*** INFORMATION PROVIDED

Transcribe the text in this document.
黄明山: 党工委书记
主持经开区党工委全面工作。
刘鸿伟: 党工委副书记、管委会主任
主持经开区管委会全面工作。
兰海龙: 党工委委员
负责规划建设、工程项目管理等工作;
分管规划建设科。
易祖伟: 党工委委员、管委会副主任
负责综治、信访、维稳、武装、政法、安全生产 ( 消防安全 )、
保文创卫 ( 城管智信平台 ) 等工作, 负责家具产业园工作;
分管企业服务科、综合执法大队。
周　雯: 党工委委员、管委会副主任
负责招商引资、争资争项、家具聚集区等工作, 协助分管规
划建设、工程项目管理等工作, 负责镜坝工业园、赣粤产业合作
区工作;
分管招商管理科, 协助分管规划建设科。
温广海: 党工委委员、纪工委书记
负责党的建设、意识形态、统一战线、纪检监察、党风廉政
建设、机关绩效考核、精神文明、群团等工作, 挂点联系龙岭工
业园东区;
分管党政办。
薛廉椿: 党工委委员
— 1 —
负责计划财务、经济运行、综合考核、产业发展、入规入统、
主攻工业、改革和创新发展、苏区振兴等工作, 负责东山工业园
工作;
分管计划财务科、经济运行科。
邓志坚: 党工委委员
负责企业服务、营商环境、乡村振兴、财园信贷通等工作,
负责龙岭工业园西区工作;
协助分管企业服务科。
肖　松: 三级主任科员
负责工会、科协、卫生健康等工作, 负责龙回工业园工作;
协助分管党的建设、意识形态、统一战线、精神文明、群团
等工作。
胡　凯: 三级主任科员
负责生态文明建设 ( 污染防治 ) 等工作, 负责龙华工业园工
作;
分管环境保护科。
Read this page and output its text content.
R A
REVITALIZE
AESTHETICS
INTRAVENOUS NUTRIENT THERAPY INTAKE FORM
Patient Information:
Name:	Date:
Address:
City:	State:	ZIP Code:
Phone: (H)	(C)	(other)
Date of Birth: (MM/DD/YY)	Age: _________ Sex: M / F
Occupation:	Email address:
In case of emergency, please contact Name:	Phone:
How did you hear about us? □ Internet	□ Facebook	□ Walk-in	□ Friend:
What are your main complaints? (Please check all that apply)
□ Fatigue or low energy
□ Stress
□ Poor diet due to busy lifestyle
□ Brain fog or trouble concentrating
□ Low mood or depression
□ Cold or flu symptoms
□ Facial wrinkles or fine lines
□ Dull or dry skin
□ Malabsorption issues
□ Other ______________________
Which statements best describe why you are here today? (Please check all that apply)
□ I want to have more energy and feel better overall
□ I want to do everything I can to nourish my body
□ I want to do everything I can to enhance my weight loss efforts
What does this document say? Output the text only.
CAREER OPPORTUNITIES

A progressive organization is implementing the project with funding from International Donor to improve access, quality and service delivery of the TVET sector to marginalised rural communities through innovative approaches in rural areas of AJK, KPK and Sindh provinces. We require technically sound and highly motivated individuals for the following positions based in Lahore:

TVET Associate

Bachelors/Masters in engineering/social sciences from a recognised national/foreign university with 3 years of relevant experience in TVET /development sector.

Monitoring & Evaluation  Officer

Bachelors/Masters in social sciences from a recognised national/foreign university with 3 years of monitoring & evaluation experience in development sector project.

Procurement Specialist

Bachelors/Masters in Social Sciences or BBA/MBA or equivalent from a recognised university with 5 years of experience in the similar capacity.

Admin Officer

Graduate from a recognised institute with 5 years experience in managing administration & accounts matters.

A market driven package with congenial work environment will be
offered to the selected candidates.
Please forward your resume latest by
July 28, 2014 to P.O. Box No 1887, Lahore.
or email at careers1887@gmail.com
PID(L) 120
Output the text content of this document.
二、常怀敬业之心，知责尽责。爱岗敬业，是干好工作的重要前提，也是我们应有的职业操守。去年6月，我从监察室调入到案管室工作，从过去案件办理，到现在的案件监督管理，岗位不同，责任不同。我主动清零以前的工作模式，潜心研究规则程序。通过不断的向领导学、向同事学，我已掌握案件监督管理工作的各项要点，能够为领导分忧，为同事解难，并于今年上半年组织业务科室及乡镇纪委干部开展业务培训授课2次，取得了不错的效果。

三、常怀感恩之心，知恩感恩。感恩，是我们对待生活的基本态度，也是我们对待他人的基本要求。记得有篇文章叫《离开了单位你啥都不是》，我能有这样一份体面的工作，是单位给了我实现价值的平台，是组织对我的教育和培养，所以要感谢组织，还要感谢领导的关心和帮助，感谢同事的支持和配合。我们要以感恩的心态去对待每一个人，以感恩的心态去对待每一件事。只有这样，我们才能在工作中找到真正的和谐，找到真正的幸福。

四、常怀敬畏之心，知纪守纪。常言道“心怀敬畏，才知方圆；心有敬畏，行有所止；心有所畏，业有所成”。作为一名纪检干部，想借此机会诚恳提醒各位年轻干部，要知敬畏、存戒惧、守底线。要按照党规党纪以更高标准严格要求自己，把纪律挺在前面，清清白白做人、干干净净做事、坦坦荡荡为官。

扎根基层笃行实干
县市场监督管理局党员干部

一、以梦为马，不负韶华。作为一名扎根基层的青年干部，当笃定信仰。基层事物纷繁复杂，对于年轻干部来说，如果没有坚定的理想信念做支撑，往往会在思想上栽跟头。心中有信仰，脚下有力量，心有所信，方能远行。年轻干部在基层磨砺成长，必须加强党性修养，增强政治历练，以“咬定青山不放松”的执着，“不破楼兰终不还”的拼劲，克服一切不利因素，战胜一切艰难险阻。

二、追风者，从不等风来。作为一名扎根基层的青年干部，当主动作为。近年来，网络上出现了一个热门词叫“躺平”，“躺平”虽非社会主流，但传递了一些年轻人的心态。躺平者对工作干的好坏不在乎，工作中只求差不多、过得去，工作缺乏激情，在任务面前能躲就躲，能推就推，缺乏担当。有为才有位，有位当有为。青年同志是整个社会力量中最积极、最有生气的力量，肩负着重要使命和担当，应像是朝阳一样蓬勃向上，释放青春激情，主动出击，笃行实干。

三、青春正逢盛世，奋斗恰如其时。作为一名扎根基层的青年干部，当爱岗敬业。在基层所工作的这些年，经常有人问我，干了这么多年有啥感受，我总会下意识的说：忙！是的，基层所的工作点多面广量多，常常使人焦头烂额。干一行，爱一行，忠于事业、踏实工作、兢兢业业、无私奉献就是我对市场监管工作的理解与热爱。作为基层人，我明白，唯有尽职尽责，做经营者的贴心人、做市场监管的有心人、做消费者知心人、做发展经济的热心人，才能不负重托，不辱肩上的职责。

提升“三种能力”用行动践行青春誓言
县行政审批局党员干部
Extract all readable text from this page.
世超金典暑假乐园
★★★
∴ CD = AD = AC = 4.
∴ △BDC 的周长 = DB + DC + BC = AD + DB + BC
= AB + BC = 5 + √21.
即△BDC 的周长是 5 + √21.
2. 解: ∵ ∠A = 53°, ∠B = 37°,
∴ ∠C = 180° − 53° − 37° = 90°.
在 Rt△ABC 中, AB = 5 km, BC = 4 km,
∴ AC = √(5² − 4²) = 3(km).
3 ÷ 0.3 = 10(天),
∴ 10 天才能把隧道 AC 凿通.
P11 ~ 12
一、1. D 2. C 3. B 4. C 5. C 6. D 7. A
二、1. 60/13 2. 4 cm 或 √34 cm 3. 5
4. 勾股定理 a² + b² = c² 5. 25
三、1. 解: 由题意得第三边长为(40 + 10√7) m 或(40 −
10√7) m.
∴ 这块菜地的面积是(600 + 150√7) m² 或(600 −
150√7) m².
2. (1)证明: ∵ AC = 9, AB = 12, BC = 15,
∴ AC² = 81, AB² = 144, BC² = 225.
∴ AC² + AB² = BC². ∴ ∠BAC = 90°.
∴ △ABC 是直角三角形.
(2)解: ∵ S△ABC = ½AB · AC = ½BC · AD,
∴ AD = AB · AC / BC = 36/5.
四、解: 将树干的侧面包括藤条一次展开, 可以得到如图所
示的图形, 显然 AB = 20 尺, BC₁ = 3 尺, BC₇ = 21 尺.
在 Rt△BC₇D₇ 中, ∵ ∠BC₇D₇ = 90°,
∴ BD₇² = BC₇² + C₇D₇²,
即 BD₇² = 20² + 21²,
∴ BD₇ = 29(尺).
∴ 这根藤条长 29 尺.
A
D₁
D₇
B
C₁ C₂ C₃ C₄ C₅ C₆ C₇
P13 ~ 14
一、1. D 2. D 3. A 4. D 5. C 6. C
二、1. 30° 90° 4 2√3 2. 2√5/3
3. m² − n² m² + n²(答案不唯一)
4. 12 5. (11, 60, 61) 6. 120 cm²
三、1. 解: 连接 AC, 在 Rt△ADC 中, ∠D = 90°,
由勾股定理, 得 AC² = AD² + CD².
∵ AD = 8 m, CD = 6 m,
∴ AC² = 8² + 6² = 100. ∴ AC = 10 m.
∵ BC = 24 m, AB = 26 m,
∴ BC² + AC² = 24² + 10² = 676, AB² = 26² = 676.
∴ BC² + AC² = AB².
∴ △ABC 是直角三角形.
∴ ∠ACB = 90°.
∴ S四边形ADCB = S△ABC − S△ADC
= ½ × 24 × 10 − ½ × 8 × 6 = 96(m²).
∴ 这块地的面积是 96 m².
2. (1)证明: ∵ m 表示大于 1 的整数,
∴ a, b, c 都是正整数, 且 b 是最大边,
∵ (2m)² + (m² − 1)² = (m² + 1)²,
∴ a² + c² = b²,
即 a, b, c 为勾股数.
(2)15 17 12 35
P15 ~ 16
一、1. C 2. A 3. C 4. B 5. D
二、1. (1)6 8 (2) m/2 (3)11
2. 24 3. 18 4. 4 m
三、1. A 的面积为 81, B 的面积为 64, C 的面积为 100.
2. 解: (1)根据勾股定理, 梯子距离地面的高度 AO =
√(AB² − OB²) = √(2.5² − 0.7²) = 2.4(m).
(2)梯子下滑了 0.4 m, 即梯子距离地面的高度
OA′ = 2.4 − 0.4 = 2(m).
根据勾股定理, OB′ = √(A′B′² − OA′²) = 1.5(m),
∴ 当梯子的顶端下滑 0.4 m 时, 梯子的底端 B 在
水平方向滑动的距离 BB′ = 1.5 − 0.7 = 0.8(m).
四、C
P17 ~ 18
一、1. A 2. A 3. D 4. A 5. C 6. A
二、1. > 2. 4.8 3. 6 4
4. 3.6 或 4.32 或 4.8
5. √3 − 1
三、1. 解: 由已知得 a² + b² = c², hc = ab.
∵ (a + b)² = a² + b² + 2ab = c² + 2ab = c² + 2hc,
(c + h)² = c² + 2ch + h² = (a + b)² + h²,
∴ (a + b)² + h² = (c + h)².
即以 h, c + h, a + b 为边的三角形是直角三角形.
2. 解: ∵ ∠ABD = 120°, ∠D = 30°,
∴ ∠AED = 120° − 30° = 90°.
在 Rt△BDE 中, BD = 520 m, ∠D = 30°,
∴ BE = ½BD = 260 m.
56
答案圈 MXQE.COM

******

**SHORT PROBLEM:** Return from the data every line that holds "foreign".

**ANSWER IN FULL:**
Bachelors/Masters in engineering/social sciences from a recognised national/foreign university with 3 years of relevant experience in TVET /development sector.
Bachelors/Masters in social sciences from a recognised national/foreign university with 3 years of monitoring & evaluation experience in development sector project.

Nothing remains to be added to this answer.